Return all lines that include the string "false".

Stored data entries
____

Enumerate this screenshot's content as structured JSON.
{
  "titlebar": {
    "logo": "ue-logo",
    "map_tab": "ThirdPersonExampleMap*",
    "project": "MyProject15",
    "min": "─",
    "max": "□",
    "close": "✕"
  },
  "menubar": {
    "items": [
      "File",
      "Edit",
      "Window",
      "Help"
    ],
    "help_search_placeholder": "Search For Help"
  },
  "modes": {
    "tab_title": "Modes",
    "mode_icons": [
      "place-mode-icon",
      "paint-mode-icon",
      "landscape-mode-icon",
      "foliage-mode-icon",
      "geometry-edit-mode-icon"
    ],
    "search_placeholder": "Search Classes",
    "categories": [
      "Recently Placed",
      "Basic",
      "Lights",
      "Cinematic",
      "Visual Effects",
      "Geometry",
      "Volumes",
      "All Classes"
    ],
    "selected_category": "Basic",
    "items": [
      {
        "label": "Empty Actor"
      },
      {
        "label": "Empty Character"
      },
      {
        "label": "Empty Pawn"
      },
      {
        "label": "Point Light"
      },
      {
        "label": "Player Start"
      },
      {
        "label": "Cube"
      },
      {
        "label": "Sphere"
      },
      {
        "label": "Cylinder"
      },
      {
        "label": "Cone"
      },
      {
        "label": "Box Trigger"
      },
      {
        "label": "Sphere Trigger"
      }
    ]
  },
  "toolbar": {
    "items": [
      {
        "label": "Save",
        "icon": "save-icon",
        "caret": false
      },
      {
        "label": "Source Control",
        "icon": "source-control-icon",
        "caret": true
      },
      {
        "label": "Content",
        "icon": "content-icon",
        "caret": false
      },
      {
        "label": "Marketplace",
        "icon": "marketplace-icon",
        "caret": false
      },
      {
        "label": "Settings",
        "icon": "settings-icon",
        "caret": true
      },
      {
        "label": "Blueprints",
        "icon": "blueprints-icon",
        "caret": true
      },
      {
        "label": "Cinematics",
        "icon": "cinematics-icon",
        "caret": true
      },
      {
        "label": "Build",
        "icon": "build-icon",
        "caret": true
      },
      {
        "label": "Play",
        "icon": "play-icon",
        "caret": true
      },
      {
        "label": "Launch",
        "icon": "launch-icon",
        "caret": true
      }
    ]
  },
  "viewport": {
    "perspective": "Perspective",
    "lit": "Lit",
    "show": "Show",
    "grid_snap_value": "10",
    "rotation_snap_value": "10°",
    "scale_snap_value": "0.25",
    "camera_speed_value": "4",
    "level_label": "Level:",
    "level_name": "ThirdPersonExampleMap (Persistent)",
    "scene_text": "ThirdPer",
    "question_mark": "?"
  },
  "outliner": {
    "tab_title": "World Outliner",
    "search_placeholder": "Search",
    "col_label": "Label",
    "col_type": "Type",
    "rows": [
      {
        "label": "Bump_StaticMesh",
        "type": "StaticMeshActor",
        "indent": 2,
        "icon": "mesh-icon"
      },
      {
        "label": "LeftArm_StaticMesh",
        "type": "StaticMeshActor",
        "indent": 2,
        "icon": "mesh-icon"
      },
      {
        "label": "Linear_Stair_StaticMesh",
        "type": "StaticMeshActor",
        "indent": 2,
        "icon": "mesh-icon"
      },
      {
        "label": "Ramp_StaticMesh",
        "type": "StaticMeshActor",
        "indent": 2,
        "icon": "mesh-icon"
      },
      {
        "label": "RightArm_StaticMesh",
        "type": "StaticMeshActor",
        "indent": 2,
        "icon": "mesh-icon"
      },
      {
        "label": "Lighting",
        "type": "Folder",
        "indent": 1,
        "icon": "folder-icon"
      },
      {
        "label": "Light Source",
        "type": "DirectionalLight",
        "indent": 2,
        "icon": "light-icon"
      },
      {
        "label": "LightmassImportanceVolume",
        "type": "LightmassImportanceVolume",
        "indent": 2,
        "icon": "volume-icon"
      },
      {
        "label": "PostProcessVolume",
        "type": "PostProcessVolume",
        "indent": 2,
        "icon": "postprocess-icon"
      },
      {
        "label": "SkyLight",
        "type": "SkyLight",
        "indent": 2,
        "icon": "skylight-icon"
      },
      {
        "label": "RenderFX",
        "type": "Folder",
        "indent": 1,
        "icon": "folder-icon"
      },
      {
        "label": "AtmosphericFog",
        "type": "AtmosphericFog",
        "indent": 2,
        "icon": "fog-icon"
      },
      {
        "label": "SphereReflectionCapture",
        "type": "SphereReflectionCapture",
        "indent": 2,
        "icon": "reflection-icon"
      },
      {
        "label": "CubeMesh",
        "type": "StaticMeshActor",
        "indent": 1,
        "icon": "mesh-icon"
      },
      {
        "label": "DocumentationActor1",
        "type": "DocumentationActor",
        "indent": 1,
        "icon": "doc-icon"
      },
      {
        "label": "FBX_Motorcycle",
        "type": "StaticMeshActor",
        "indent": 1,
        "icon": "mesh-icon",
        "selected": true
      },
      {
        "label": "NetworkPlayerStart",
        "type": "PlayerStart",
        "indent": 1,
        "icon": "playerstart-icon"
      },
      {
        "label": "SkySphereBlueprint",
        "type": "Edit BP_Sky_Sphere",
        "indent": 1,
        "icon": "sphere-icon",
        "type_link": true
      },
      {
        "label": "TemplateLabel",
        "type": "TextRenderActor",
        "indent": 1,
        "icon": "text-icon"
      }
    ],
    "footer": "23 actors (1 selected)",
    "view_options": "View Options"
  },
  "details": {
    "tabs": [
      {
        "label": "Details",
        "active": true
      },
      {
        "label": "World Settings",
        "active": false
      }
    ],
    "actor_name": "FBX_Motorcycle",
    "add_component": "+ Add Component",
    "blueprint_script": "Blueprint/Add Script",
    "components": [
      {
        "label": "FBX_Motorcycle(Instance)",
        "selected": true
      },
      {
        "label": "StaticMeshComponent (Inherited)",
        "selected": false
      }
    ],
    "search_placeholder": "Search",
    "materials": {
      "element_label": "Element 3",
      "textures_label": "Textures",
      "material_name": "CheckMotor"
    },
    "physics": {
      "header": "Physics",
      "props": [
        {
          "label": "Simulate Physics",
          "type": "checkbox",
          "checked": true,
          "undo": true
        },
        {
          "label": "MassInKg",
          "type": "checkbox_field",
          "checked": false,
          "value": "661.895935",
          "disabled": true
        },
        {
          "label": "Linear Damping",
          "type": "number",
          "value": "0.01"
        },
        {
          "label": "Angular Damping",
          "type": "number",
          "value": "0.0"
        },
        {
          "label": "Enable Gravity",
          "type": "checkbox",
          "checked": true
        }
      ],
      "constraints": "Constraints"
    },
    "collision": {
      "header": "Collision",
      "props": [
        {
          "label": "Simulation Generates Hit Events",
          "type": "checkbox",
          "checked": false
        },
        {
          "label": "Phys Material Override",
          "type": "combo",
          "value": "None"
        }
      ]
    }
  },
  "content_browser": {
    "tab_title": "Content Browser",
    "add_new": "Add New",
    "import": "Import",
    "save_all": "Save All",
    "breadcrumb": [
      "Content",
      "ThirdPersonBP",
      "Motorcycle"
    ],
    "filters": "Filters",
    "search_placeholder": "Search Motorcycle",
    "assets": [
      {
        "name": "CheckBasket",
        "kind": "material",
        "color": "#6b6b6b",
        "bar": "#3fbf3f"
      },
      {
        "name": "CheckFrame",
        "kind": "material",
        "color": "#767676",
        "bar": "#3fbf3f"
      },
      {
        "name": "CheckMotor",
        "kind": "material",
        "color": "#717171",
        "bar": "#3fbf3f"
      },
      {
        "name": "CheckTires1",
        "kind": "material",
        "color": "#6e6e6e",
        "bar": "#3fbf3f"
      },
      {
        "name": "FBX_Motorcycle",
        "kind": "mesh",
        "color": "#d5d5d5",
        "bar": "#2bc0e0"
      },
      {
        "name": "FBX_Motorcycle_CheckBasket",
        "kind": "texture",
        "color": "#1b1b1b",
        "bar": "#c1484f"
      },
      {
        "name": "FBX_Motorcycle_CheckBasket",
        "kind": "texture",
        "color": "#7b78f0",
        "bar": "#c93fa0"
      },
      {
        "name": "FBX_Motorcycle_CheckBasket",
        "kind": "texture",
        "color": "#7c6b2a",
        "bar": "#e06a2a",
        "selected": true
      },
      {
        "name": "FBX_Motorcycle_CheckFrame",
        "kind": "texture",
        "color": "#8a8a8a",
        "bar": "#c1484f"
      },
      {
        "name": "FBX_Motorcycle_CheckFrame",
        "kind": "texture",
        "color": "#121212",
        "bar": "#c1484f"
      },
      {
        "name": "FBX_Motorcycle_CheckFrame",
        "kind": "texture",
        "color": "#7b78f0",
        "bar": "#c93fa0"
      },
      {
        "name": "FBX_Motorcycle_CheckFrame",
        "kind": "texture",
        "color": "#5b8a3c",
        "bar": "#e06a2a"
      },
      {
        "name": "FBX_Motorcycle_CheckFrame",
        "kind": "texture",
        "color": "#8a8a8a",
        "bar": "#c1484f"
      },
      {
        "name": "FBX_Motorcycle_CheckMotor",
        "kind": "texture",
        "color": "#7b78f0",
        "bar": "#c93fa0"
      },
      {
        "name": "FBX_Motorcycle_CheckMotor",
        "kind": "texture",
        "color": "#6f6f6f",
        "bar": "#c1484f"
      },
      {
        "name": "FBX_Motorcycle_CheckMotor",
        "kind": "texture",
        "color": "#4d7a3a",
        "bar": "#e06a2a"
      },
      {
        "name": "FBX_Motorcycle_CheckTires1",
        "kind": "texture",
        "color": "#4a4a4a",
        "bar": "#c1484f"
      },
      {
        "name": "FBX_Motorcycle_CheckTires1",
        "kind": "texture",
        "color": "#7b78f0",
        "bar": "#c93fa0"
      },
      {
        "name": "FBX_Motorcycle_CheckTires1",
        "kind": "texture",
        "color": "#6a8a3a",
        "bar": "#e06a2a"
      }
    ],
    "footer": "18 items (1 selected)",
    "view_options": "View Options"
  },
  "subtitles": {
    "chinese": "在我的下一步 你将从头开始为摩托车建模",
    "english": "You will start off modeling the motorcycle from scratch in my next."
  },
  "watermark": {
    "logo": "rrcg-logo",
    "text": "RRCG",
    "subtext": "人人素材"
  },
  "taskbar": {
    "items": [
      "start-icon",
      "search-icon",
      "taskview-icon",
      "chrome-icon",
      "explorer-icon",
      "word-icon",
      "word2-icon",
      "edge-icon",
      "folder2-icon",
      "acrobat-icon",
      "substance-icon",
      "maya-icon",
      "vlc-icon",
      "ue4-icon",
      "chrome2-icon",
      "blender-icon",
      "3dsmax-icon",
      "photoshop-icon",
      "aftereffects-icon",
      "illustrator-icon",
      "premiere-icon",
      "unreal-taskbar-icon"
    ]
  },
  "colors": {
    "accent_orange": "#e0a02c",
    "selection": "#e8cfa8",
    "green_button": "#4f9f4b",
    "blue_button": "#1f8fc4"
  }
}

____

*Output of the task:*
        "caret": false
        "caret": false
        "caret": false
        "active": false
        "selected": false
          "checked": false,
          "checked": false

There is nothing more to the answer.